_WHAT IS NEEDED_
Skip every picture, and copy exactly the lines from the one containing "Output a JSON object describing the content" to the end of the data.

_DATA EXCERPTS_
+--

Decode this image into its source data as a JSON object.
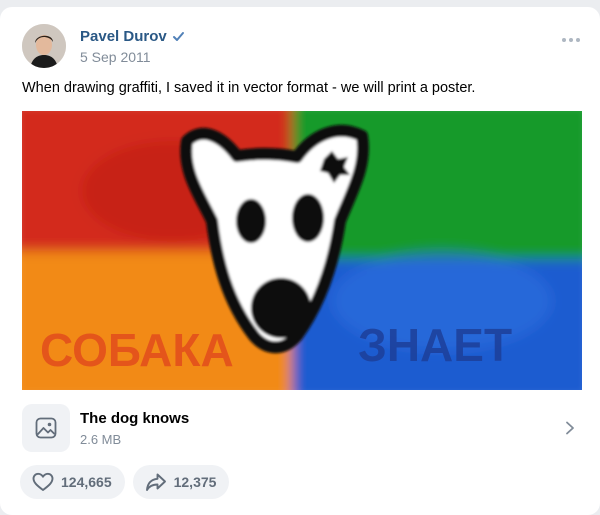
{
  "post": {
    "author": "Pavel Durov",
    "verified": true,
    "date": "5 Sep 2011",
    "text": "When drawing graffiti, I saved it in vector format - we will print a poster.",
    "photo": {
      "quadrant_colors": [
        "#d9271e",
        "#159a2a",
        "#f08a18",
        "#1f5fd1"
      ],
      "words": [
        "СОБАКА",
        "ЗНАЕТ"
      ]
    },
    "attachment": {
      "title": "The dog knows",
      "size": "2.6 MB"
    },
    "actions": {
      "likes": "124,665",
      "shares": "12,375"
    }
  },
  "icons": [
    "verified-check-icon",
    "more-dots-icon",
    "image-doc-icon",
    "chevron-right-icon",
    "heart-icon",
    "share-arrow-icon"
  ]
}
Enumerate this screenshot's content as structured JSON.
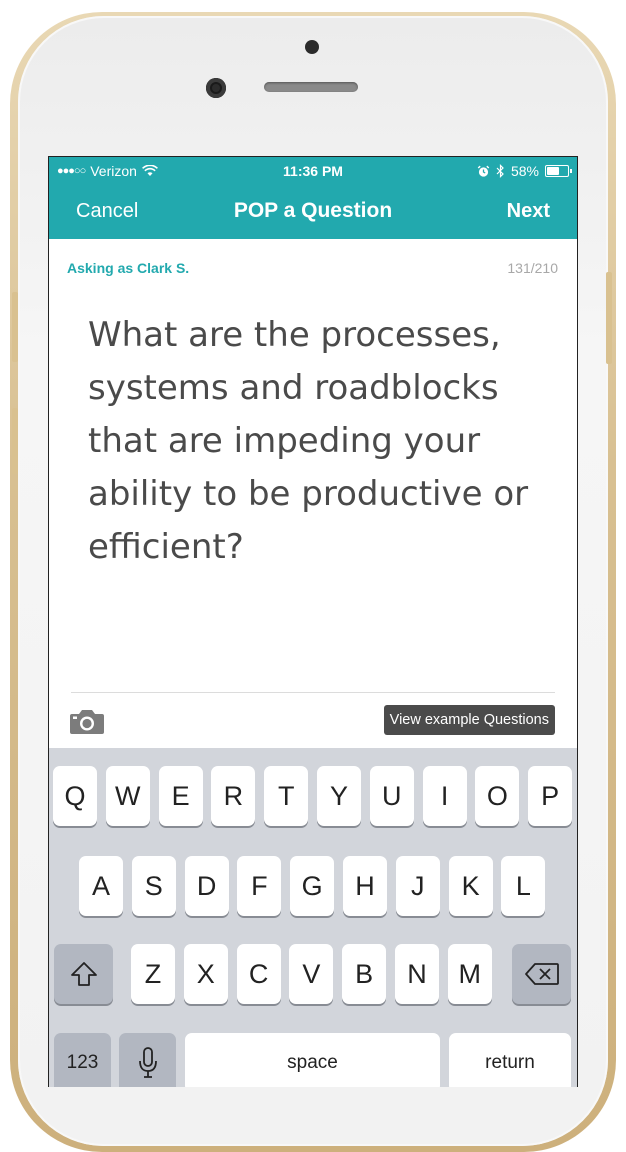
{
  "status_bar": {
    "signal": "●●●○○",
    "carrier": "Verizon",
    "wifi_icon": "wifi-icon",
    "time": "11:36 PM",
    "alarm_icon": "alarm-icon",
    "bluetooth_icon": "bluetooth-icon",
    "battery_percent": "58%",
    "battery_level": 0.58
  },
  "nav": {
    "cancel_label": "Cancel",
    "title": "POP a Question",
    "next_label": "Next"
  },
  "compose": {
    "asking_as": "Asking as Clark S.",
    "char_count": "131/210",
    "question_text": "What are the processes, systems and roadblocks that are impeding your ability to be productive or efficient?",
    "camera_icon": "camera-icon",
    "examples_button": "View example Questions"
  },
  "keyboard": {
    "row1": [
      "Q",
      "W",
      "E",
      "R",
      "T",
      "Y",
      "U",
      "I",
      "O",
      "P"
    ],
    "row2": [
      "A",
      "S",
      "D",
      "F",
      "G",
      "H",
      "J",
      "K",
      "L"
    ],
    "row3": [
      "Z",
      "X",
      "C",
      "V",
      "B",
      "N",
      "M"
    ],
    "shift_icon": "shift-icon",
    "backspace_icon": "backspace-icon",
    "numbers_label": "123",
    "mic_icon": "microphone-icon",
    "space_label": "space",
    "return_label": "return"
  },
  "colors": {
    "accent": "#22a9ae",
    "phone_gold": "#d8c092",
    "button_dark": "#4b4b4b"
  }
}
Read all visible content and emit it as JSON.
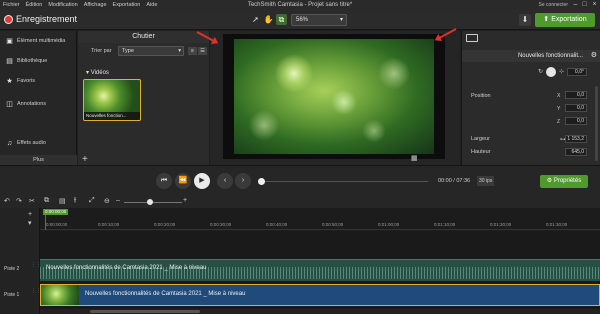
{
  "menubar": {
    "items": [
      "Fichier",
      "Édition",
      "Modification",
      "Affichage",
      "Exportation",
      "Aide"
    ],
    "title": "TechSmith Camtasia - Projet sans titre*",
    "account": "Se connecter"
  },
  "toolbar": {
    "recording_label": "Enregistrement",
    "zoom_value": "56%",
    "export_label": "Exportation"
  },
  "leftnav": {
    "items": [
      "Élément multimédia",
      "Bibliothèque",
      "Favoris",
      "Annotations",
      "Effets audio"
    ],
    "more_label": "Plus"
  },
  "bin": {
    "title": "Chutier",
    "sort_label": "Trier par",
    "sort_value": "Type",
    "group_label": "Vidéos",
    "thumb_caption": "Nouvelles fonction..."
  },
  "properties": {
    "clip_title": "Nouvelles fonctionnalit...",
    "rotation_value": "0,0°",
    "position_label": "Position",
    "axes": [
      "X",
      "Y",
      "Z"
    ],
    "position_values": [
      "0,0",
      "0,0",
      "0,0"
    ],
    "width_label": "Largeur",
    "height_label": "Hauteur",
    "width_value": "1 153,2",
    "height_value": "645,0"
  },
  "transport": {
    "timecode": "00:00 / 07:36",
    "fps": "30 ips",
    "properties_button": "Propriétés"
  },
  "timeline": {
    "playhead": "0:00:00;00",
    "ruler_ticks": [
      "0:00:00;00",
      "0:00:10;00",
      "0:00:20;00",
      "0:00:30;00",
      "0:00:40;00",
      "0:00:50;00",
      "0:01:00;00",
      "0:01:10;00",
      "0:01:20;00",
      "0:01:30;00"
    ],
    "tracks": [
      {
        "label": "Piste 2",
        "clip_title": "Nouvelles fonctionnalités de Camtasia 2021 _ Mise à niveau"
      },
      {
        "label": "Piste 1",
        "clip_title": "Nouvelles fonctionnalités de Camtasia 2021 _ Mise à niveau"
      }
    ]
  },
  "colors": {
    "accent_green": "#4e9a2a",
    "record_red": "#e03b3b",
    "annotation_arrow": "#e0322a",
    "selection_yellow": "#e0b030"
  }
}
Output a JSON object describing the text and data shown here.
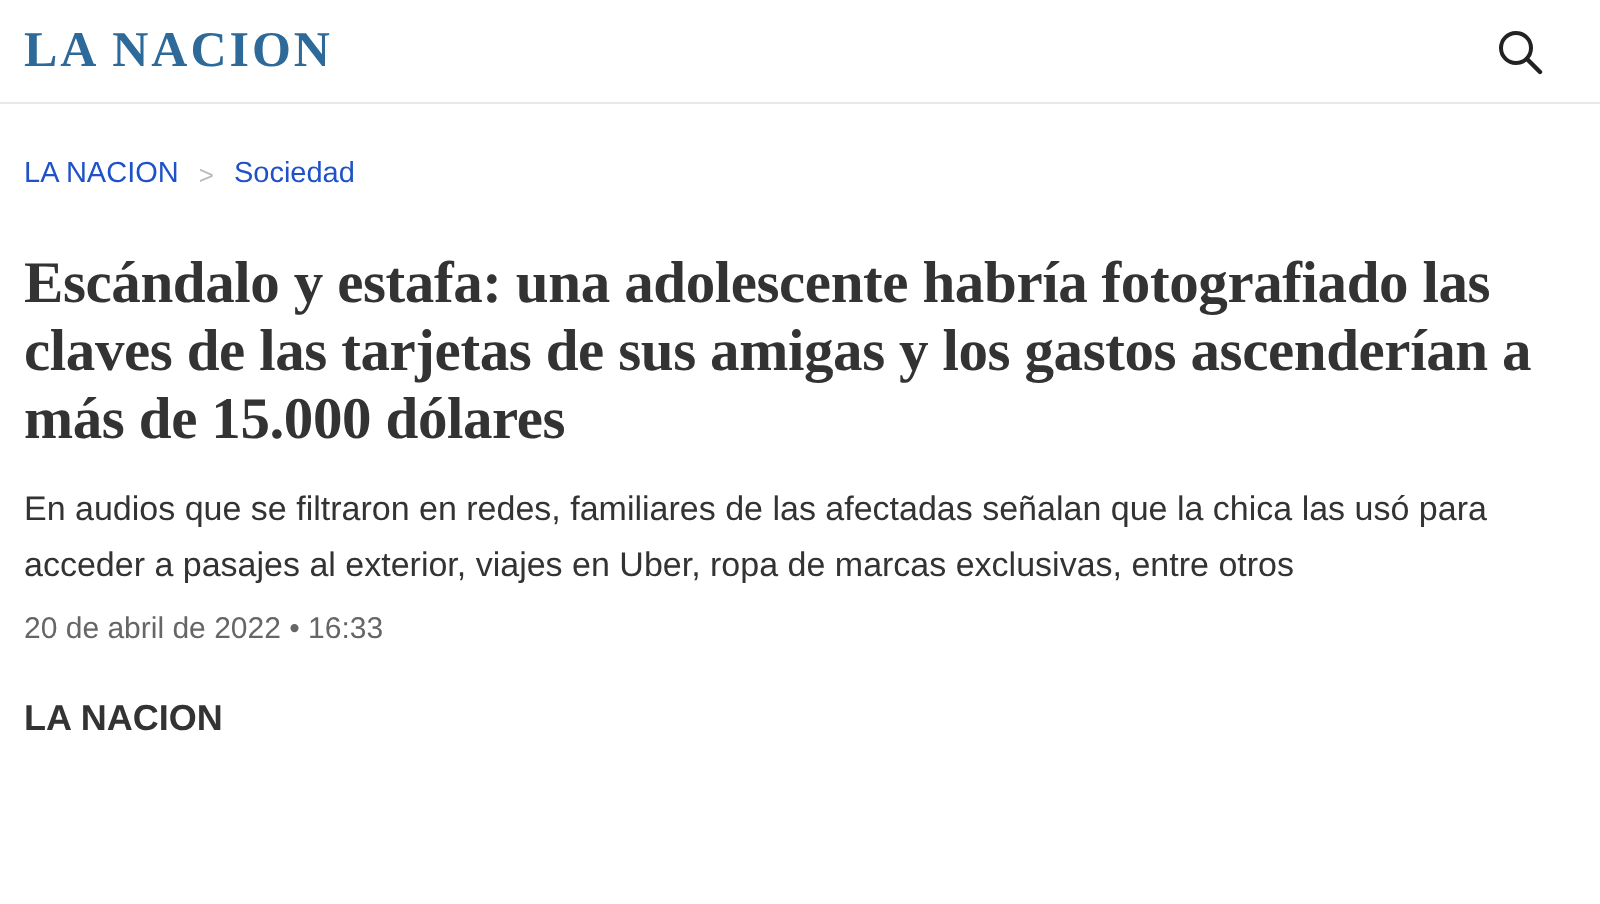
{
  "header": {
    "logo": "LA NACION"
  },
  "breadcrumb": {
    "items": [
      "LA NACION",
      "Sociedad"
    ],
    "separator": ">"
  },
  "headline": "Escándalo y estafa: una adolescente habría fotografiado las claves de las tarjetas de sus amigas y los gastos ascenderían a más de 15.000 dólares",
  "summary": "En audios que se filtraron en redes, familiares de las afectadas señalan que la chica las usó para acceder a pasajes al exterior, viajes en Uber, ropa de marcas exclusivas, entre otros",
  "date": "20 de abril de 2022 • 16:33",
  "author": "LA NACION"
}
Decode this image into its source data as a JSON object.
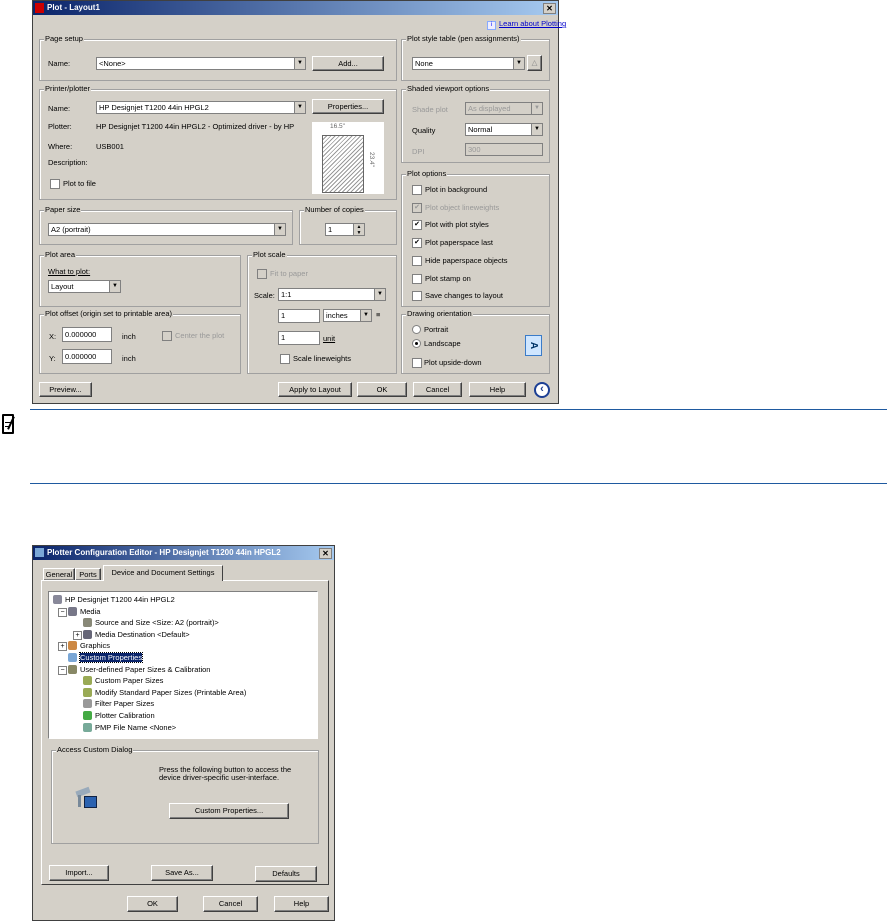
{
  "plot_dialog": {
    "title": "Plot - Layout1",
    "close": "✕",
    "learn_link": "Learn about Plotting",
    "page_setup": {
      "label": "Page setup",
      "name_label": "Name:",
      "name_value": "<None>",
      "add_button": "Add..."
    },
    "printer": {
      "label": "Printer/plotter",
      "name_label": "Name:",
      "name_value": "HP Designjet T1200 44in HPGL2",
      "properties_button": "Properties...",
      "plotter_label": "Plotter:",
      "plotter_value": "HP Designjet T1200 44in HPGL2 - Optimized driver - by HP",
      "where_label": "Where:",
      "where_value": "USB001",
      "description_label": "Description:",
      "plot_to_file": "Plot to file",
      "preview_width": "16.5\"",
      "preview_height": "23.4\""
    },
    "plot_style": {
      "label": "Plot style table (pen assignments)",
      "value": "None"
    },
    "shaded": {
      "label": "Shaded viewport options",
      "shade_label": "Shade plot",
      "shade_value": "As displayed",
      "quality_label": "Quality",
      "quality_value": "Normal",
      "dpi_label": "DPI",
      "dpi_value": "300"
    },
    "plot_options": {
      "label": "Plot options",
      "items": [
        {
          "label": "Plot in background",
          "checked": false,
          "disabled": false
        },
        {
          "label": "Plot object lineweights",
          "checked": true,
          "disabled": true
        },
        {
          "label": "Plot with plot styles",
          "checked": true,
          "disabled": false
        },
        {
          "label": "Plot paperspace last",
          "checked": true,
          "disabled": false
        },
        {
          "label": "Hide paperspace objects",
          "checked": false,
          "disabled": false
        },
        {
          "label": "Plot stamp on",
          "checked": false,
          "disabled": false
        },
        {
          "label": "Save changes to layout",
          "checked": false,
          "disabled": false
        }
      ]
    },
    "paper_size": {
      "label": "Paper size",
      "value": "A2 (portrait)"
    },
    "copies": {
      "label": "Number of copies",
      "value": "1"
    },
    "plot_area": {
      "label": "Plot area",
      "what_label": "What to plot:",
      "what_value": "Layout"
    },
    "plot_offset": {
      "label": "Plot offset (origin set to printable area)",
      "x_label": "X:",
      "x_value": "0.000000",
      "y_label": "Y:",
      "y_value": "0.000000",
      "unit": "inch",
      "center": "Center the plot"
    },
    "plot_scale": {
      "label": "Plot scale",
      "fit": "Fit to paper",
      "scale_label": "Scale:",
      "scale_value": "1:1",
      "value1": "1",
      "units": "inches",
      "equals": "≡",
      "value2": "1",
      "unit_label": "unit",
      "scale_lw": "Scale lineweights"
    },
    "orientation": {
      "label": "Drawing orientation",
      "portrait": "Portrait",
      "landscape": "Landscape",
      "upside": "Plot upside-down",
      "icon_letter": "A"
    },
    "buttons": {
      "preview": "Preview...",
      "apply": "Apply to Layout",
      "ok": "OK",
      "cancel": "Cancel",
      "help": "Help",
      "more": "‹"
    }
  },
  "config_dialog": {
    "title": "Plotter Configuration Editor - HP Designjet T1200 44in HPGL2",
    "close": "✕",
    "tabs": [
      "General",
      "Ports",
      "Device and Document Settings"
    ],
    "tree": [
      "HP Designjet T1200 44in HPGL2",
      "Media",
      "Source and Size <Size: A2 (portrait)>",
      "Media Destination <Default>",
      "Graphics",
      "Custom Properties",
      "User-defined Paper Sizes & Calibration",
      "Custom Paper Sizes",
      "Modify Standard Paper Sizes (Printable Area)",
      "Filter Paper Sizes",
      "Plotter Calibration",
      "PMP File Name <None>"
    ],
    "access": {
      "label": "Access Custom Dialog",
      "text1": "Press the following button to access the",
      "text2": "device driver-specific user-interface.",
      "button": "Custom Properties..."
    },
    "buttons": {
      "import": "Import...",
      "save_as": "Save As...",
      "defaults": "Defaults",
      "ok": "OK",
      "cancel": "Cancel",
      "help": "Help"
    }
  }
}
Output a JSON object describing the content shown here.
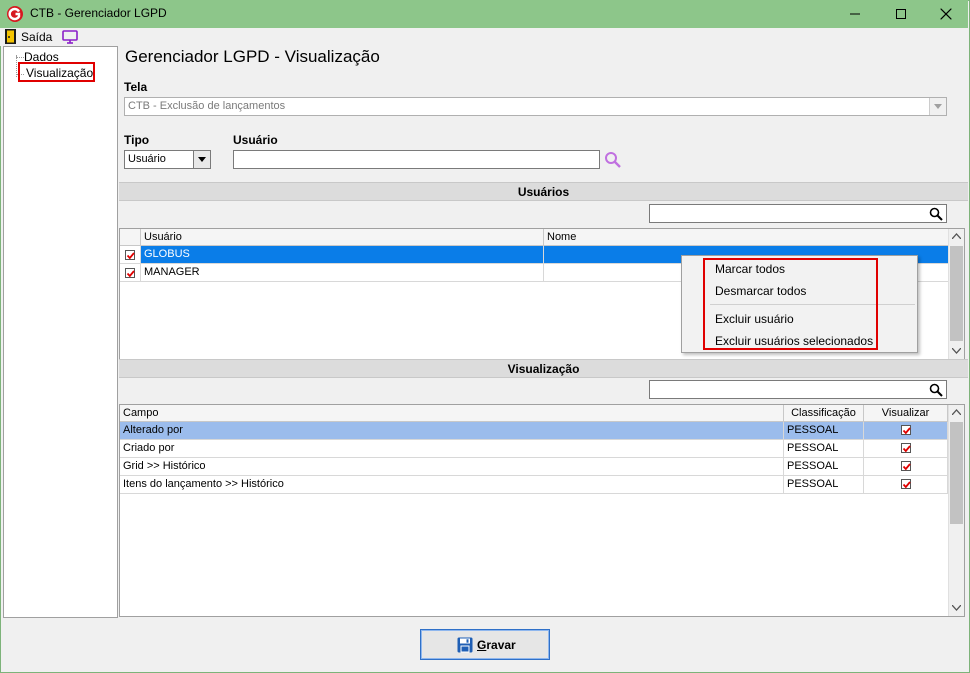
{
  "window": {
    "title": "CTB - Gerenciador LGPD"
  },
  "menu": {
    "exit_label": "Saída"
  },
  "tree": {
    "items": [
      {
        "label": "Dados"
      },
      {
        "label": "Visualização",
        "selected": true
      }
    ]
  },
  "page": {
    "title": "Gerenciador LGPD - Visualização"
  },
  "form": {
    "tela_label": "Tela",
    "tela_value": "CTB - Exclusão de lançamentos",
    "tipo_label": "Tipo",
    "tipo_value": "Usuário",
    "usuario_label": "Usuário",
    "usuario_value": ""
  },
  "usuarios_section": {
    "title": "Usuários",
    "search_value": "",
    "columns": [
      "Usuário",
      "Nome"
    ],
    "rows": [
      {
        "checked": true,
        "usuario": "GLOBUS",
        "nome": "",
        "selected": true
      },
      {
        "checked": true,
        "usuario": "MANAGER",
        "nome": "",
        "selected": false
      }
    ]
  },
  "context_menu": {
    "items": [
      "Marcar todos",
      "Desmarcar todos",
      "Excluir usuário",
      "Excluir usuários selecionados"
    ]
  },
  "visualizacao_section": {
    "title": "Visualização",
    "search_value": "",
    "columns": [
      "Campo",
      "Classificação",
      "Visualizar"
    ],
    "rows": [
      {
        "campo": "Alterado por",
        "classificacao": "PESSOAL",
        "visualizar": true,
        "selected": true
      },
      {
        "campo": "Criado por",
        "classificacao": "PESSOAL",
        "visualizar": true,
        "selected": false
      },
      {
        "campo": "Grid >> Histórico",
        "classificacao": "PESSOAL",
        "visualizar": true,
        "selected": false
      },
      {
        "campo": "Itens do lançamento >> Histórico",
        "classificacao": "PESSOAL",
        "visualizar": true,
        "selected": false
      }
    ]
  },
  "actions": {
    "save_label": "Gravar"
  },
  "colors": {
    "titlebar": "#8dc68a",
    "selection": "#0a7de8",
    "highlight": "#e00000",
    "check": "#e00000"
  }
}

+--

_ANSWER TO THE TASK_
Output a JSON object describing the content shown here.
{
  "window": {
    "title": "CTB - Gerenciador LGPD"
  },
  "menu": {
    "exit_label": "Saída"
  },
  "tree": {
    "items": [
      {
        "label": "Dados"
      },
      {
        "label": "Visualização",
        "selected": true
      }
    ]
  },
  "page": {
    "title": "Gerenciador LGPD - Visualização"
  },
  "form": {
    "tela_label": "Tela",
    "tela_value": "CTB - Exclusão de lançamentos",
    "tipo_label": "Tipo",
    "tipo_value": "Usuário",
    "usuario_label": "Usuário",
    "usuario_value": ""
  },
  "usuarios_section": {
    "title": "Usuários",
    "search_value": "",
    "columns": [
      "Usuário",
      "Nome"
    ],
    "rows": [
      {
        "checked": true,
        "usuario": "GLOBUS",
        "nome": "",
        "selected": true
      },
      {
        "checked": true,
        "usuario": "MANAGER",
        "nome": "",
        "selected": false
      }
    ]
  },
  "context_menu": {
    "items": [
      "Marcar todos",
      "Desmarcar todos",
      "Excluir usuário",
      "Excluir usuários selecionados"
    ]
  },
  "visualizacao_section": {
    "title": "Visualização",
    "search_value": "",
    "columns": [
      "Campo",
      "Classificação",
      "Visualizar"
    ],
    "rows": [
      {
        "campo": "Alterado por",
        "classificacao": "PESSOAL",
        "visualizar": true,
        "selected": true
      },
      {
        "campo": "Criado por",
        "classificacao": "PESSOAL",
        "visualizar": true,
        "selected": false
      },
      {
        "campo": "Grid >> Histórico",
        "classificacao": "PESSOAL",
        "visualizar": true,
        "selected": false
      },
      {
        "campo": "Itens do lançamento >> Histórico",
        "classificacao": "PESSOAL",
        "visualizar": true,
        "selected": false
      }
    ]
  },
  "actions": {
    "save_label": "Gravar"
  },
  "colors": {
    "titlebar": "#8dc68a",
    "selection": "#0a7de8",
    "highlight": "#e00000",
    "check": "#e00000"
  }
}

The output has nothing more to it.